Would you write out the entries below, every one of them, exactly?

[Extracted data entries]
-----

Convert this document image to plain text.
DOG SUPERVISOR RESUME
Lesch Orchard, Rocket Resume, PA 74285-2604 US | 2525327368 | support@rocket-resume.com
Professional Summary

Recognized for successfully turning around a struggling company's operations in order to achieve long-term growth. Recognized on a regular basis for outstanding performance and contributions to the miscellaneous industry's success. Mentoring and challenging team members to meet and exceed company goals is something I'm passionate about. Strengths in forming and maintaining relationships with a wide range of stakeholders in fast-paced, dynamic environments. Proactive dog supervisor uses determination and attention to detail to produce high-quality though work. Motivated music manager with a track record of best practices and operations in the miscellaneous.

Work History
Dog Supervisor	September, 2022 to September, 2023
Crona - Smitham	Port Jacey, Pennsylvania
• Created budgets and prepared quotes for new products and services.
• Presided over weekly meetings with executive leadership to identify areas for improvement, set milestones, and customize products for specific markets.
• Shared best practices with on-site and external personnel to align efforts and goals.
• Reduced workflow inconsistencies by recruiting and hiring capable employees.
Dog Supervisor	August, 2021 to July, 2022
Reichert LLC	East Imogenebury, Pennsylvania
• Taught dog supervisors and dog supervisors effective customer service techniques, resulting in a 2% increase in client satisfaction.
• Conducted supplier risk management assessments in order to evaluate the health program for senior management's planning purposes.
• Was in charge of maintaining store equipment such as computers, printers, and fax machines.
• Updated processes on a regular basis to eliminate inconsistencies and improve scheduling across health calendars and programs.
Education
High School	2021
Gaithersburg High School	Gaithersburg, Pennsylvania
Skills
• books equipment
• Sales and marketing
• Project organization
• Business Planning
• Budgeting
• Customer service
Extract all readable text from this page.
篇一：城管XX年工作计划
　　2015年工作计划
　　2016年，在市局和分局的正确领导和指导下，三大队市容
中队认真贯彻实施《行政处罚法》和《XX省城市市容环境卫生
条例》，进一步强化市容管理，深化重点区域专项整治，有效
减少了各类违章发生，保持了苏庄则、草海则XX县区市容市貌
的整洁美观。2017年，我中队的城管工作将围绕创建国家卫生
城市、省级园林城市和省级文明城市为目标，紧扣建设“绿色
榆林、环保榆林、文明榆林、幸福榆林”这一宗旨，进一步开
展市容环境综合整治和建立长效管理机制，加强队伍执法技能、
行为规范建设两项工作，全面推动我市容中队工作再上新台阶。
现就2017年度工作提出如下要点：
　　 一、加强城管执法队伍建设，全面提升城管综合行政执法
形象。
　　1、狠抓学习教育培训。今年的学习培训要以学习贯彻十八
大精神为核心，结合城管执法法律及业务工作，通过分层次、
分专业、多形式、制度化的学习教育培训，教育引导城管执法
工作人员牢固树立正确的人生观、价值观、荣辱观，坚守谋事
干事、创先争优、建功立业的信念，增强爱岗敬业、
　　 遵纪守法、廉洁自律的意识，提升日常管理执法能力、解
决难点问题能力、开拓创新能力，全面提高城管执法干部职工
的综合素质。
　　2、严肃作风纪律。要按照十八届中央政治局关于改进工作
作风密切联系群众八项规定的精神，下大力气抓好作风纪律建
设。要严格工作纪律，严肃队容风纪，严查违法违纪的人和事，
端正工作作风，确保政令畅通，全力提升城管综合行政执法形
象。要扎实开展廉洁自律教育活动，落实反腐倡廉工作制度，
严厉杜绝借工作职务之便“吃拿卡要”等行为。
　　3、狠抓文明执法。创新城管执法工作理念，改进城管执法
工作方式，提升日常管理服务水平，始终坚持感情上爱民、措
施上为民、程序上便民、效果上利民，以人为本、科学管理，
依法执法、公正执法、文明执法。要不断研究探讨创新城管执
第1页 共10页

-----

[Reply]
Convert this document image to plain text.
DOG SUPERVISOR RESUME
Lesch Orchard, Rocket Resume, PA 74285-2604 US | 2525327368 | support@rocket-resume.com
Professional Summary

Recognized for successfully turning around a struggling company's operations in order to achieve long-term growth. Recognized on a regular basis for outstanding performance and contributions to the miscellaneous industry's success. Mentoring and challenging team members to meet and exceed company goals is something I'm passionate about. Strengths in forming and maintaining relationships with a wide range of stakeholders in fast-paced, dynamic environments. Proactive dog supervisor uses determination and attention to detail to produce high-quality though work. Motivated music manager with a track record of best practices and operations in the miscellaneous.

Work History
Dog Supervisor	September, 2022 to September, 2023
Crona - Smitham	Port Jacey, Pennsylvania
• Created budgets and prepared quotes for new products and services.
• Presided over weekly meetings with executive leadership to identify areas for improvement, set milestones, and customize products for specific markets.
• Shared best practices with on-site and external personnel to align efforts and goals.
• Reduced workflow inconsistencies by recruiting and hiring capable employees.
Dog Supervisor	August, 2021 to July, 2022
Reichert LLC	East Imogenebury, Pennsylvania
• Taught dog supervisors and dog supervisors effective customer service techniques, resulting in a 2% increase in client satisfaction.
• Conducted supplier risk management assessments in order to evaluate the health program for senior management's planning purposes.
• Was in charge of maintaining store equipment such as computers, printers, and fax machines.
• Updated processes on a regular basis to eliminate inconsistencies and improve scheduling across health calendars and programs.
Education
High School	2021
Gaithersburg High School	Gaithersburg, Pennsylvania
Skills
• books equipment
• Sales and marketing
• Project organization
• Business Planning
• Budgeting
• Customer service
Extract all readable text from this page.
篇一：城管XX年工作计划
　　2015年工作计划
　　2016年，在市局和分局的正确领导和指导下，三大队市容
中队认真贯彻实施《行政处罚法》和《XX省城市市容环境卫生
条例》，进一步强化市容管理，深化重点区域专项整治，有效
减少了各类违章发生，保持了苏庄则、草海则XX县区市容市貌
的整洁美观。2017年，我中队的城管工作将围绕创建国家卫生
城市、省级园林城市和省级文明城市为目标，紧扣建设“绿色
榆林、环保榆林、文明榆林、幸福榆林”这一宗旨，进一步开
展市容环境综合整治和建立长效管理机制，加强队伍执法技能、
行为规范建设两项工作，全面推动我市容中队工作再上新台阶。
现就2017年度工作提出如下要点：
　　 一、加强城管执法队伍建设，全面提升城管综合行政执法
形象。
　　1、狠抓学习教育培训。今年的学习培训要以学习贯彻十八
大精神为核心，结合城管执法法律及业务工作，通过分层次、
分专业、多形式、制度化的学习教育培训，教育引导城管执法
工作人员牢固树立正确的人生观、价值观、荣辱观，坚守谋事
干事、创先争优、建功立业的信念，增强爱岗敬业、
　　 遵纪守法、廉洁自律的意识，提升日常管理执法能力、解
决难点问题能力、开拓创新能力，全面提高城管执法干部职工
的综合素质。
　　2、严肃作风纪律。要按照十八届中央政治局关于改进工作
作风密切联系群众八项规定的精神，下大力气抓好作风纪律建
设。要严格工作纪律，严肃队容风纪，严查违法违纪的人和事，
端正工作作风，确保政令畅通，全力提升城管综合行政执法形
象。要扎实开展廉洁自律教育活动，落实反腐倡廉工作制度，
严厉杜绝借工作职务之便“吃拿卡要”等行为。
　　3、狠抓文明执法。创新城管执法工作理念，改进城管执法
工作方式，提升日常管理服务水平，始终坚持感情上爱民、措
施上为民、程序上便民、效果上利民，以人为本、科学管理，
依法执法、公正执法、文明执法。要不断研究探讨创新城管执
第1页 共10页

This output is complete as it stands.